__Quoted passage__.
>>>
Steve Bannon, host of War Room, closes out the final day of CPAC on February 24, 2024. (Photo by Zach D Roberts/NurPhoto via AP)
Former Donald Trump White House senior strategist Steve Bannon has asked an appellate court in Washington, D.C., to keep him out of prison while he continues to appeal his contempt of Congress conviction.
In a 36-page emergency motion filed late Tuesday, Bannon asked the U.S. Court of Appeals for the District of Columbia Circuit for a reprieve from a district court ruling last week ordering him to report to federal prison to begin serving a four-month prison sentence by July 1.
The defendant’s filing, not subtly, is replete with mentions of an intent to take his case all the way to the U.S. Supreme Court — pleading with the appellate court to expeditiously rule on his request so as to give him the necessary time frame to consult the nine justices.
“Bannon seeks release pending further appeal of his convictions in this case,” the motion reads. “Given his surrender date of July 1, 2024, he respectfully requests a ruling by June 18, 2024, to allow sufficient time to seek further relief from the Supreme Court if necessary.”
“Mr. Bannon intends to vigorously pursue his remaining appeals in this case and has retained experienced Supreme Court counsel,” the motion goes on at a later point. “In the meantime, he asks this Court to allow him to remain on release.”
Bannon was convicted by a jury in July 2022 on two counts of contempt of Congress, for defying a subpoena for documents and a deposition. The jury took less than three hours to deliberate. Before trial, U.S. District Judge Carl Nichols barred Bannon’s anticipated defenses at trial, largely finding them irrelevant to the charges.
The inability to mount his defense as he saw fit is what Bannon intends to raise before the nation’s high court should he get that far.
Bannon has long maintained that his defiance of the subpoenas issued by the since-defunct House Select Committee to Investigate the Jan. 6 Attack on the U.S. Capitol was on advice of counsel.
<<<
__Job__.
Switch "prison" to "jail" in the passage of the Steve Bannon appeal report starting at "Steve Bannon, host" and ending at "sentence by July 1.", then write that passage out again.

__Material shown__.
>>>
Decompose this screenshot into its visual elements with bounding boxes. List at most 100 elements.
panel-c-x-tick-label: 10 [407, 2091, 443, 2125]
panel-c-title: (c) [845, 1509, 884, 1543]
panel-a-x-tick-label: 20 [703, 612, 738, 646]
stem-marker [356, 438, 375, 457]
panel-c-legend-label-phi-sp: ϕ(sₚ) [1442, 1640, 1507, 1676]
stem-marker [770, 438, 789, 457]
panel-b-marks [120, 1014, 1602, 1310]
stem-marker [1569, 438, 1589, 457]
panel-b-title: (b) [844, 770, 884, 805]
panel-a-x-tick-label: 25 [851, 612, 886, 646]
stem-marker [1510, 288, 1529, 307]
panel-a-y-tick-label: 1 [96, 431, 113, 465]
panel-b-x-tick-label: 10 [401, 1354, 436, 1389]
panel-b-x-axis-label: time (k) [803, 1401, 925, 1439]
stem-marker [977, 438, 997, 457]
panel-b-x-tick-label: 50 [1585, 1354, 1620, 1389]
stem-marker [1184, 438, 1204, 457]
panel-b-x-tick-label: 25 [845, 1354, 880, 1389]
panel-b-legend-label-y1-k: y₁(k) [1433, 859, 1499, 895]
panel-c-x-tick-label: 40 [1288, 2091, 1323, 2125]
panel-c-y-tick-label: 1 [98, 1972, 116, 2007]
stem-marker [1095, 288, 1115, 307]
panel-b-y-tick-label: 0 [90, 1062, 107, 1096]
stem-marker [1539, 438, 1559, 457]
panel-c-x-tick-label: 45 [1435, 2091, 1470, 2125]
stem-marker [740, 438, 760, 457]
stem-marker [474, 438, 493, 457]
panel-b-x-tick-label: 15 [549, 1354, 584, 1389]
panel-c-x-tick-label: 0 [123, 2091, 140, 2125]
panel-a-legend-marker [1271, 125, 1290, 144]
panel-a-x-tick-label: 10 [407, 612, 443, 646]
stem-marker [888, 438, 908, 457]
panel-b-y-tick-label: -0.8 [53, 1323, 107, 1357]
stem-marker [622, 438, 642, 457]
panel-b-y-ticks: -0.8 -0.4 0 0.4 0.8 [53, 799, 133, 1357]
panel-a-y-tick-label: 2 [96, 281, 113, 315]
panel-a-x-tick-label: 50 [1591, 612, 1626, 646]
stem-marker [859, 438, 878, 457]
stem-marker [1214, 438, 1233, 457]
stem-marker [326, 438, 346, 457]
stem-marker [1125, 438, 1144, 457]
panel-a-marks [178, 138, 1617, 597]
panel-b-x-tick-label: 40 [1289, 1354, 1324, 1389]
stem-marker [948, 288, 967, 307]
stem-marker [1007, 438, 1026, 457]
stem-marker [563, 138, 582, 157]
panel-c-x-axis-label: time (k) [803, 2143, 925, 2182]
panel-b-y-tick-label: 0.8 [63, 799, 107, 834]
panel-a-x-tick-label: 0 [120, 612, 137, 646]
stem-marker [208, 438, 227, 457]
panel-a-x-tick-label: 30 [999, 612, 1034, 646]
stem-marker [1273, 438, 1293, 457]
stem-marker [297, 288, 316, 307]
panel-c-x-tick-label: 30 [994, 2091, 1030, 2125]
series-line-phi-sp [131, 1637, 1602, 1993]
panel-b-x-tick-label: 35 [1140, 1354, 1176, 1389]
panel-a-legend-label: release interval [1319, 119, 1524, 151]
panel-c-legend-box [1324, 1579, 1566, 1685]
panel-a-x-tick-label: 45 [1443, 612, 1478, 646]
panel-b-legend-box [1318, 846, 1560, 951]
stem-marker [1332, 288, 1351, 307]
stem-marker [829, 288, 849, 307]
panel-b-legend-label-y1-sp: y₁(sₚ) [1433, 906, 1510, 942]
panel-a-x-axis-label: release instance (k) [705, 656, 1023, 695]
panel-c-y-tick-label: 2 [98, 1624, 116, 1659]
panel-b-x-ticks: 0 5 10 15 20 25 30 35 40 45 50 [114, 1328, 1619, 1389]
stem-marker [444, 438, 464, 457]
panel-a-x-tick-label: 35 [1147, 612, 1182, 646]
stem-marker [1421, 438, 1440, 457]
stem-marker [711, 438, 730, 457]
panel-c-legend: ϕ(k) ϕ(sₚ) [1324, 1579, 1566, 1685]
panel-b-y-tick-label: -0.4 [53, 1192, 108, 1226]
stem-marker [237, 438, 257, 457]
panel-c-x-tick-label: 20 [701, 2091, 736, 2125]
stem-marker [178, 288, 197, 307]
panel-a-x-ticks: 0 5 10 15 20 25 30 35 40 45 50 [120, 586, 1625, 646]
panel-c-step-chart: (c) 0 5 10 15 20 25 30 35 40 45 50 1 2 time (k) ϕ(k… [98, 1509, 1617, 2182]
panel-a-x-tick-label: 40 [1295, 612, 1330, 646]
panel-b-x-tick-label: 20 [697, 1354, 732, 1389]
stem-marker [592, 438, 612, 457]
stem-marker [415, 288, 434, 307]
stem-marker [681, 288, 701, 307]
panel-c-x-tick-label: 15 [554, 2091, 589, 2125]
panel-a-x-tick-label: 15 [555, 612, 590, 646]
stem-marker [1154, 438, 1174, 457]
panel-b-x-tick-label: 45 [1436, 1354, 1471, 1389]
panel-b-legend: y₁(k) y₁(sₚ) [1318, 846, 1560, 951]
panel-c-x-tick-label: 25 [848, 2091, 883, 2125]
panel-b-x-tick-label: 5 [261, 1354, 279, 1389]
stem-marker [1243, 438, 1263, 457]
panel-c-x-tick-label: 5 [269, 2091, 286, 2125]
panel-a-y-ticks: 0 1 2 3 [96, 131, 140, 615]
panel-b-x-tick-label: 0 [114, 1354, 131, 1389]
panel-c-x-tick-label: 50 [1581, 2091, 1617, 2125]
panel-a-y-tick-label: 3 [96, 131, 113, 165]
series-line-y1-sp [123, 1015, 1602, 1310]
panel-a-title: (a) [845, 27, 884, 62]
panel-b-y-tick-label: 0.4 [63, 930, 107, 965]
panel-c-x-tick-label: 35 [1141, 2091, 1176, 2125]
<<<
__The reply__.
Steve Bannon, host of War Room, closes out the final day of CPAC on February 24, 2024. (Photo by Zach D Roberts/NurPhoto via AP)
Former Donald Trump White House senior strategist Steve Bannon has asked an appellate court in Washington, D.C., to keep him out of jail while he continues to appeal his contempt of Congress conviction.
In a 36-page emergency motion filed late Tuesday, Bannon asked the U.S. Court of Appeals for the District of Columbia Circuit for a reprieve from a district court ruling last week ordering him to report to federal jail to begin serving a four-month jail sentence by July 1.